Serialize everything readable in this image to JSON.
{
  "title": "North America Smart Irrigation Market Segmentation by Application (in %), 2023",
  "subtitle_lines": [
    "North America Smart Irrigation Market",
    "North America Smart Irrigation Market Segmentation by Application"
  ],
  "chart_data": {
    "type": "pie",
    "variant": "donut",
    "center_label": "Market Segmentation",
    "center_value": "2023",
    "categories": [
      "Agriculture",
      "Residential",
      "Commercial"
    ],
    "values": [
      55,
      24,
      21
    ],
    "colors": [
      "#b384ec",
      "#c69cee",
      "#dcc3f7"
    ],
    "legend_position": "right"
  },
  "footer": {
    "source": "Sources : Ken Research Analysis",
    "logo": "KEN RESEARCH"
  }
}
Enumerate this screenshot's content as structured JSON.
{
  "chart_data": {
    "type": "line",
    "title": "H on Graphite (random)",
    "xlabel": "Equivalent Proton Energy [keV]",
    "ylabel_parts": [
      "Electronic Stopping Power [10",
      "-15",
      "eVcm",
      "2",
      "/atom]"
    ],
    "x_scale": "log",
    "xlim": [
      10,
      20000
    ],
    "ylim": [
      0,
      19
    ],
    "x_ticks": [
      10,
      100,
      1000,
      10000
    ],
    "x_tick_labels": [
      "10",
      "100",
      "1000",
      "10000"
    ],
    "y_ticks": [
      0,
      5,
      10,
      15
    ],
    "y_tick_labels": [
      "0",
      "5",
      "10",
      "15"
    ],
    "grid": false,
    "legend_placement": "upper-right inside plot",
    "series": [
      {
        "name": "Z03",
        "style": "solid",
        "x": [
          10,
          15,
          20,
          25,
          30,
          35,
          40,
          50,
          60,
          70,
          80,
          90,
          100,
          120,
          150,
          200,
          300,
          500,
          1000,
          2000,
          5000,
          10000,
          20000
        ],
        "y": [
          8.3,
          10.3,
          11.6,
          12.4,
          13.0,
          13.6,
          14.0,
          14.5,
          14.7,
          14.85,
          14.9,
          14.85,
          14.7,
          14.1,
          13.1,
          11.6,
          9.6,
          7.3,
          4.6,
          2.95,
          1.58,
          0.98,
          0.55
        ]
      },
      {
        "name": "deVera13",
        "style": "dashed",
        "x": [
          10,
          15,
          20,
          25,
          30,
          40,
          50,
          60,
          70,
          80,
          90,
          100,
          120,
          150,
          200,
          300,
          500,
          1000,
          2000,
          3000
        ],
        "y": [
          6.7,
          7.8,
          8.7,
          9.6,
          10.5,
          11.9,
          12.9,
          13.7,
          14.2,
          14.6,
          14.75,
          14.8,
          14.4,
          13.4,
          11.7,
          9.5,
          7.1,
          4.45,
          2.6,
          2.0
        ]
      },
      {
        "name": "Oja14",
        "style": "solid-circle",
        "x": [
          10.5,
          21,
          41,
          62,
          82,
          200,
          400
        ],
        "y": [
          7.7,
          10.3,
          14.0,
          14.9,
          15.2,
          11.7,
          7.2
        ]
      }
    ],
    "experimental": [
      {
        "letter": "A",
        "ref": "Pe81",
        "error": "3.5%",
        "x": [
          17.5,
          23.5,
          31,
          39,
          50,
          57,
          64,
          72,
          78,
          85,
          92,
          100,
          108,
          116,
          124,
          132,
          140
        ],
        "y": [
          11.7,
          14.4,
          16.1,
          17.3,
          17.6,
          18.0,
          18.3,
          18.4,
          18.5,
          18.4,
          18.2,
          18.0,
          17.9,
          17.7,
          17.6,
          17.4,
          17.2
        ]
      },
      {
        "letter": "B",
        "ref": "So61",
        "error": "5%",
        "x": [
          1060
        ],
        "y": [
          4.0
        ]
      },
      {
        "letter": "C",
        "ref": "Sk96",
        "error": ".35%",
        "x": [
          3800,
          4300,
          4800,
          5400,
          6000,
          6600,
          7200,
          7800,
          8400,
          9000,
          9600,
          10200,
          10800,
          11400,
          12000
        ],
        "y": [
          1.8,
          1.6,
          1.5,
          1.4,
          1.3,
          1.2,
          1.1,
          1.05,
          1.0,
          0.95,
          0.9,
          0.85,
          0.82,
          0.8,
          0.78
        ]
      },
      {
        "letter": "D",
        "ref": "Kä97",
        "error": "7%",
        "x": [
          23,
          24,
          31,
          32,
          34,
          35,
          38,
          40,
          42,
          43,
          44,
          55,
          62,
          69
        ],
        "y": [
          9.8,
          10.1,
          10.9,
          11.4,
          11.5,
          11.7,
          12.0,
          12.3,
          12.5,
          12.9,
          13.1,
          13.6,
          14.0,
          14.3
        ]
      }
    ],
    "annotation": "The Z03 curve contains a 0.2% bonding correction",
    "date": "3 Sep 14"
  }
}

========================

Given problem
Return the listing above word for word.

Correct answer
Serialize everything readable in this image to JSON.
{
  "title": "North America Smart Irrigation Market Segmentation by Application (in %), 2023",
  "subtitle_lines": [
    "North America Smart Irrigation Market",
    "North America Smart Irrigation Market Segmentation by Application"
  ],
  "chart_data": {
    "type": "pie",
    "variant": "donut",
    "center_label": "Market Segmentation",
    "center_value": "2023",
    "categories": [
      "Agriculture",
      "Residential",
      "Commercial"
    ],
    "values": [
      55,
      24,
      21
    ],
    "colors": [
      "#b384ec",
      "#c69cee",
      "#dcc3f7"
    ],
    "legend_position": "right"
  },
  "footer": {
    "source": "Sources : Ken Research Analysis",
    "logo": "KEN RESEARCH"
  }
}
Enumerate this screenshot's content as structured JSON.
{
  "chart_data": {
    "type": "line",
    "title": "H on Graphite (random)",
    "xlabel": "Equivalent Proton Energy [keV]",
    "ylabel_parts": [
      "Electronic Stopping Power [10",
      "-15",
      "eVcm",
      "2",
      "/atom]"
    ],
    "x_scale": "log",
    "xlim": [
      10,
      20000
    ],
    "ylim": [
      0,
      19
    ],
    "x_ticks": [
      10,
      100,
      1000,
      10000
    ],
    "x_tick_labels": [
      "10",
      "100",
      "1000",
      "10000"
    ],
    "y_ticks": [
      0,
      5,
      10,
      15
    ],
    "y_tick_labels": [
      "0",
      "5",
      "10",
      "15"
    ],
    "grid": false,
    "legend_placement": "upper-right inside plot",
    "series": [
      {
        "name": "Z03",
        "style": "solid",
        "x": [
          10,
          15,
          20,
          25,
          30,
          35,
          40,
          50,
          60,
          70,
          80,
          90,
          100,
          120,
          150,
          200,
          300,
          500,
          1000,
          2000,
          5000,
          10000,
          20000
        ],
        "y": [
          8.3,
          10.3,
          11.6,
          12.4,
          13.0,
          13.6,
          14.0,
          14.5,
          14.7,
          14.85,
          14.9,
          14.85,
          14.7,
          14.1,
          13.1,
          11.6,
          9.6,
          7.3,
          4.6,
          2.95,
          1.58,
          0.98,
          0.55
        ]
      },
      {
        "name": "deVera13",
        "style": "dashed",
        "x": [
          10,
          15,
          20,
          25,
          30,
          40,
          50,
          60,
          70,
          80,
          90,
          100,
          120,
          150,
          200,
          300,
          500,
          1000,
          2000,
          3000
        ],
        "y": [
          6.7,
          7.8,
          8.7,
          9.6,
          10.5,
          11.9,
          12.9,
          13.7,
          14.2,
          14.6,
          14.75,
          14.8,
          14.4,
          13.4,
          11.7,
          9.5,
          7.1,
          4.45,
          2.6,
          2.0
        ]
      },
      {
        "name": "Oja14",
        "style": "solid-circle",
        "x": [
          10.5,
          21,
          41,
          62,
          82,
          200,
          400
        ],
        "y": [
          7.7,
          10.3,
          14.0,
          14.9,
          15.2,
          11.7,
          7.2
        ]
      }
    ],
    "experimental": [
      {
        "letter": "A",
        "ref": "Pe81",
        "error": "3.5%",
        "x": [
          17.5,
          23.5,
          31,
          39,
          50,
          57,
          64,
          72,
          78,
          85,
          92,
          100,
          108,
          116,
          124,
          132,
          140
        ],
        "y": [
          11.7,
          14.4,
          16.1,
          17.3,
          17.6,
          18.0,
          18.3,
          18.4,
          18.5,
          18.4,
          18.2,
          18.0,
          17.9,
          17.7,
          17.6,
          17.4,
          17.2
        ]
      },
      {
        "letter": "B",
        "ref": "So61",
        "error": "5%",
        "x": [
          1060
        ],
        "y": [
          4.0
        ]
      },
      {
        "letter": "C",
        "ref": "Sk96",
        "error": ".35%",
        "x": [
          3800,
          4300,
          4800,
          5400,
          6000,
          6600,
          7200,
          7800,
          8400,
          9000,
          9600,
          10200,
          10800,
          11400,
          12000
        ],
        "y": [
          1.8,
          1.6,
          1.5,
          1.4,
          1.3,
          1.2,
          1.1,
          1.05,
          1.0,
          0.95,
          0.9,
          0.85,
          0.82,
          0.8,
          0.78
        ]
      },
      {
        "letter": "D",
        "ref": "Kä97",
        "error": "7%",
        "x": [
          23,
          24,
          31,
          32,
          34,
          35,
          38,
          40,
          42,
          43,
          44,
          55,
          62,
          69
        ],
        "y": [
          9.8,
          10.1,
          10.9,
          11.4,
          11.5,
          11.7,
          12.0,
          12.3,
          12.5,
          12.9,
          13.1,
          13.6,
          14.0,
          14.3
        ]
      }
    ],
    "annotation": "The Z03 curve contains a 0.2% bonding correction",
    "date": "3 Sep 14"
  }
}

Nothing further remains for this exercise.